(Data excerpts)
⁂

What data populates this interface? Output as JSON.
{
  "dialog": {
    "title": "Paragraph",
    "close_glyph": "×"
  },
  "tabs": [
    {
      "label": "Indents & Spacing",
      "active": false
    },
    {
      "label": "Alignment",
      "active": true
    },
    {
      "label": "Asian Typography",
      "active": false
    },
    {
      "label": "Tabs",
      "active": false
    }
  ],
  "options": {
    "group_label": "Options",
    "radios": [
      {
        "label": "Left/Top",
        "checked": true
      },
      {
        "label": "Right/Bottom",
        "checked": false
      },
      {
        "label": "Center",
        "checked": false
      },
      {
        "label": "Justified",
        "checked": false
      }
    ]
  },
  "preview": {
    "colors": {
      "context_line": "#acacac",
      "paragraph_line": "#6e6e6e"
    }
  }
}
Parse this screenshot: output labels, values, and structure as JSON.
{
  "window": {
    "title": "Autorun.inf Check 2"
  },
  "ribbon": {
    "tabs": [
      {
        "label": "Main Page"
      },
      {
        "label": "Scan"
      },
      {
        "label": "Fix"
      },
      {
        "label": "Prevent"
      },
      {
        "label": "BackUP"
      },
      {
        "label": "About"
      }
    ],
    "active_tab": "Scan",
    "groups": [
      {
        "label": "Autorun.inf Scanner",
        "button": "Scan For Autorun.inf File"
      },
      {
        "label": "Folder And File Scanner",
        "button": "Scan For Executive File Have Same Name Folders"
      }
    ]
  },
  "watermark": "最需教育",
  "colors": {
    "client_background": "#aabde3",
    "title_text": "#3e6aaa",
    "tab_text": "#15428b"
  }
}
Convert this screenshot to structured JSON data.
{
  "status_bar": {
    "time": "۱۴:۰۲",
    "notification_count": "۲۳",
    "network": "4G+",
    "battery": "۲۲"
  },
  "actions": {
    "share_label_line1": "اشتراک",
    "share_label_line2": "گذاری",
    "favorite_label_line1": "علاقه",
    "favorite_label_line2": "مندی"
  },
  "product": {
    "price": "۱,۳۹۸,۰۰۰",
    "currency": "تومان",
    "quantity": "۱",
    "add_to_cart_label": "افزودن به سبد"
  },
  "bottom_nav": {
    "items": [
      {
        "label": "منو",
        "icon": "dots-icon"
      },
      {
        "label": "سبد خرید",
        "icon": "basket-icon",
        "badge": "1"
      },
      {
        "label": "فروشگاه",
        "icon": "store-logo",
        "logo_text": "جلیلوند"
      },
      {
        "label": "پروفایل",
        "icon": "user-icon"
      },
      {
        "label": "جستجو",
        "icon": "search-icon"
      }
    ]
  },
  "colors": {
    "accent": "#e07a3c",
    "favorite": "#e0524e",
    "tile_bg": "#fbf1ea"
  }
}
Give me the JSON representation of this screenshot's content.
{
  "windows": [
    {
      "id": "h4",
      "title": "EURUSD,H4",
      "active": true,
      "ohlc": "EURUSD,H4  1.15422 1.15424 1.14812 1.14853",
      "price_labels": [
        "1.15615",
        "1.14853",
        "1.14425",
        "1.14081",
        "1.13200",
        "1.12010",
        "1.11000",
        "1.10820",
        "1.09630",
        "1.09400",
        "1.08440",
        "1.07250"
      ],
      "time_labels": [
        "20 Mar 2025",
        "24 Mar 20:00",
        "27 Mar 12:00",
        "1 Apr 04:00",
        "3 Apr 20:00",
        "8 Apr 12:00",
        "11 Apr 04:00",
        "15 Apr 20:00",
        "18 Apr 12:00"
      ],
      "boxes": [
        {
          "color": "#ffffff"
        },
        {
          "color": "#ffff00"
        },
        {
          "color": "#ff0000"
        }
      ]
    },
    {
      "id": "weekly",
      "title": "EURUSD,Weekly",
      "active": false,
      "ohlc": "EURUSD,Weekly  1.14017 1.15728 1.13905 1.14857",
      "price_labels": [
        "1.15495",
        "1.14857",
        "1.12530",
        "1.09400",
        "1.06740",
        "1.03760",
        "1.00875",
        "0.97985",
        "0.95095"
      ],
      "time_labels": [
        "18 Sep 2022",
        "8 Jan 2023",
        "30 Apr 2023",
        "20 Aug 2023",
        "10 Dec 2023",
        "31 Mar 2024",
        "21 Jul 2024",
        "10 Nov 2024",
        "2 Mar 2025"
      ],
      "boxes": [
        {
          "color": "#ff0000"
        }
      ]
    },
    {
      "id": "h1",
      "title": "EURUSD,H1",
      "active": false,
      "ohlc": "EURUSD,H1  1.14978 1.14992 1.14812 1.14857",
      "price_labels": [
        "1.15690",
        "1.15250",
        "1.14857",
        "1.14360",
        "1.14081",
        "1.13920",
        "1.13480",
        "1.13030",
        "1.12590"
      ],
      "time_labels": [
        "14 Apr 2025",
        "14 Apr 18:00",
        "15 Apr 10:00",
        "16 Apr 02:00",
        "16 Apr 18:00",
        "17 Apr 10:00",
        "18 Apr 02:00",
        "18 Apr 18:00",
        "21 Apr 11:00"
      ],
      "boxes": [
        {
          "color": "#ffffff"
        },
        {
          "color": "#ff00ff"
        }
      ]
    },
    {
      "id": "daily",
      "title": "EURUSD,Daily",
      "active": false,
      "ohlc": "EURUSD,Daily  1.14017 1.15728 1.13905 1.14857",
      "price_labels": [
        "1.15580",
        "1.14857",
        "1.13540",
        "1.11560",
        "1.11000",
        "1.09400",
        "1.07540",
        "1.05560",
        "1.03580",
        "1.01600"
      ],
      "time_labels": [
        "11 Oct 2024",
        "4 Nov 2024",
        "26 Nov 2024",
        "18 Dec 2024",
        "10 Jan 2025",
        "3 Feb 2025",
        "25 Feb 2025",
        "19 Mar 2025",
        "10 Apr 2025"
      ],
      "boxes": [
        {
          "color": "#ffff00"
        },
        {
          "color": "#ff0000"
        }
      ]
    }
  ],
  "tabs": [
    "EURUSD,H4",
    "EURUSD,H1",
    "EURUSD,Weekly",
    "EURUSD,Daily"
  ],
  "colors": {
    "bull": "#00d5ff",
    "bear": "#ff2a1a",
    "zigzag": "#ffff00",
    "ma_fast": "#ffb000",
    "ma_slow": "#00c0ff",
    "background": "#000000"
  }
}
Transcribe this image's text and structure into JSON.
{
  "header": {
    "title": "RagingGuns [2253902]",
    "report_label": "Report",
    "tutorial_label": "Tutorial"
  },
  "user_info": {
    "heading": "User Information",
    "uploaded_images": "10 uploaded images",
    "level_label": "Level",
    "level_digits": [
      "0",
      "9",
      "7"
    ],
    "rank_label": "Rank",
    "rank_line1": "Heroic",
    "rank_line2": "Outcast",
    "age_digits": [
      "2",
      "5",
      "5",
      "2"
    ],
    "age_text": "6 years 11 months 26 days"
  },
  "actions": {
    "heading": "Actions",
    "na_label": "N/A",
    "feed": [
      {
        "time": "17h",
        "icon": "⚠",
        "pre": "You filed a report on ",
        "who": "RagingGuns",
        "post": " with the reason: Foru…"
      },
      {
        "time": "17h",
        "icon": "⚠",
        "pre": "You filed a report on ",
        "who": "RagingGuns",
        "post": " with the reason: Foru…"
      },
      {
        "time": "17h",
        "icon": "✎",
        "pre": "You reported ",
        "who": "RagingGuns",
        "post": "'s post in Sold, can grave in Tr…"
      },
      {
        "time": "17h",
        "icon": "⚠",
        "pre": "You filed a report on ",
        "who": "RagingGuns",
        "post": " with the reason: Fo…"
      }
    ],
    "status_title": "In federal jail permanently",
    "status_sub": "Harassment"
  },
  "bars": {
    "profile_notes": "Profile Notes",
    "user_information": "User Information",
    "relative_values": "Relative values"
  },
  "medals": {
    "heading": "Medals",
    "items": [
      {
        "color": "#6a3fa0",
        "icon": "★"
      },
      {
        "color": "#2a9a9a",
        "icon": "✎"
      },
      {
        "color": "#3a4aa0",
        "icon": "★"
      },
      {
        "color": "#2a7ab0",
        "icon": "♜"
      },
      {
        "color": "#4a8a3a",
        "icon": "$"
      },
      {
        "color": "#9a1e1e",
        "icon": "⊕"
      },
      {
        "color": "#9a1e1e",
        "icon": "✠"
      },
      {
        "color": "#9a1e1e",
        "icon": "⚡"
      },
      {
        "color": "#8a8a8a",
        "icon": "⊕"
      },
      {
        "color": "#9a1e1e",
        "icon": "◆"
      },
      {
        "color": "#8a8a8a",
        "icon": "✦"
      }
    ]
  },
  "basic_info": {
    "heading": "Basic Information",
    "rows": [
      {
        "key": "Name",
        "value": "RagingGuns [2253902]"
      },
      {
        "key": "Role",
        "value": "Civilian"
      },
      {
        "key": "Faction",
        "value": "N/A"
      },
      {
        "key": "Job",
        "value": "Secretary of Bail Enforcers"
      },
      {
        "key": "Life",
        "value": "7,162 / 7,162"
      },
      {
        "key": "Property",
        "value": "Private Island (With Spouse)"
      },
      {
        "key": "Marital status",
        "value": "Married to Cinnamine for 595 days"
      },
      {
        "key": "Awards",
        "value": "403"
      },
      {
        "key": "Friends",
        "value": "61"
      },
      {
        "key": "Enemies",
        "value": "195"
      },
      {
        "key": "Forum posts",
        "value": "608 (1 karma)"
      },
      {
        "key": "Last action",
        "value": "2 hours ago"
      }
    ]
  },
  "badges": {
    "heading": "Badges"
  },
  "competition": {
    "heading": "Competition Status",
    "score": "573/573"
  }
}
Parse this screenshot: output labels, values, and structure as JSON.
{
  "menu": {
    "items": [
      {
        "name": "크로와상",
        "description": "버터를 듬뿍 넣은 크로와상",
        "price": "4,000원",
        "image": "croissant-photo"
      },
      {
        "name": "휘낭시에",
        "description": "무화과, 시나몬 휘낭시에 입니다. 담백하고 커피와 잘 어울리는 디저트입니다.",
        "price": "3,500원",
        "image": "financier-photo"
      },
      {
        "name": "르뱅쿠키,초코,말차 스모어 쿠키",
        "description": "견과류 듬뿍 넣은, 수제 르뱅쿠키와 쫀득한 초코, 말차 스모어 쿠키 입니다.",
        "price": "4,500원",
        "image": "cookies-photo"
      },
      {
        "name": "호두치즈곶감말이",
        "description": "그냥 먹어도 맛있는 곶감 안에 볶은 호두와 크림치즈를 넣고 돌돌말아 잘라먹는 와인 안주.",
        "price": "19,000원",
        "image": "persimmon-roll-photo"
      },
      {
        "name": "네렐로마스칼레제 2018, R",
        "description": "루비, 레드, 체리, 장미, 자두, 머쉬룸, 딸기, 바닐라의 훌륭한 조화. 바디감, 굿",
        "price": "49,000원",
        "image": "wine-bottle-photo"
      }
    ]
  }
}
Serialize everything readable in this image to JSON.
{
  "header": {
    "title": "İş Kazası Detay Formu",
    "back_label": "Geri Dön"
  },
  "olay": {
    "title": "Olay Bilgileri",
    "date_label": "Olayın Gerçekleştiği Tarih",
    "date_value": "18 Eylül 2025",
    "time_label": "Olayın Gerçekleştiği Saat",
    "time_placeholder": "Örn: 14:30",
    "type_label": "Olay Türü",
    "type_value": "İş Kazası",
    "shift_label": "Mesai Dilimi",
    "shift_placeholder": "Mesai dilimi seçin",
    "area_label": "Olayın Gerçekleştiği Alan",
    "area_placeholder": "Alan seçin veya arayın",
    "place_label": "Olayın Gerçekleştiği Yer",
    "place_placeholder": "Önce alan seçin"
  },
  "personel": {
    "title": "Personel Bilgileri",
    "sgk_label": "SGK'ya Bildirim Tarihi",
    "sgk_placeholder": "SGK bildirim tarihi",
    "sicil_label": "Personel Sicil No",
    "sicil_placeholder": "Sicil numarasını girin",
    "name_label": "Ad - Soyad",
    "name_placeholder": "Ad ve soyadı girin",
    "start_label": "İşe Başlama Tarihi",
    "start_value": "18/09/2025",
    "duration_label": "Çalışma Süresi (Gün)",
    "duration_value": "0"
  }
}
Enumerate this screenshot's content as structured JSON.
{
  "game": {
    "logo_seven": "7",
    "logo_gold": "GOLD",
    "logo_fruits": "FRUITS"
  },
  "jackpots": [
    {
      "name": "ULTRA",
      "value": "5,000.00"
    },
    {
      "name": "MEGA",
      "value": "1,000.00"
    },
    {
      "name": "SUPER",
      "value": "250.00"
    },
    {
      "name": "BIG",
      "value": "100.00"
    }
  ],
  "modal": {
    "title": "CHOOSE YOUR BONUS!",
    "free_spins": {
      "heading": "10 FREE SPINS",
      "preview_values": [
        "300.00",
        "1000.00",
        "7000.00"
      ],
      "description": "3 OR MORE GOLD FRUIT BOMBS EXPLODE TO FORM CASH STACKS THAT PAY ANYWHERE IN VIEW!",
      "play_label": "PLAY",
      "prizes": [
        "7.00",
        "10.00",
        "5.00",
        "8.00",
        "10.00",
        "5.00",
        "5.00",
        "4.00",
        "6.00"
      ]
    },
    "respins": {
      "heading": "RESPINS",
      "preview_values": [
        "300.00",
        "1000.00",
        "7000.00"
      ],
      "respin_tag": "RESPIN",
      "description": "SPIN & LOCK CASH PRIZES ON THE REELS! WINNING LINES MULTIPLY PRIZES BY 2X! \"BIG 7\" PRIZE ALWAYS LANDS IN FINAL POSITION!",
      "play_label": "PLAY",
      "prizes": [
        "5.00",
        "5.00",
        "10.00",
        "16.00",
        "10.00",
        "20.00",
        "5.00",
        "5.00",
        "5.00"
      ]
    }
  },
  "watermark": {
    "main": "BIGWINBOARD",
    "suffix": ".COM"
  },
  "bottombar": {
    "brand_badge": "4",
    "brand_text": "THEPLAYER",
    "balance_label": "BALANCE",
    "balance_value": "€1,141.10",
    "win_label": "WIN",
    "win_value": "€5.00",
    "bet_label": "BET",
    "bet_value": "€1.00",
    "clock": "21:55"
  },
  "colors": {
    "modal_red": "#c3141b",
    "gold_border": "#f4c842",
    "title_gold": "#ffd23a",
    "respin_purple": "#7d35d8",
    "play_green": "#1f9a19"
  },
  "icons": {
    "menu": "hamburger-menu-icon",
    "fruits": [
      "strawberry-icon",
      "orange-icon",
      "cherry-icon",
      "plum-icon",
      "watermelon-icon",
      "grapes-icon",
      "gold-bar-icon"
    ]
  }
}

⁂

Above are records; say how many of their lines contain the word "description", giving only the number.

7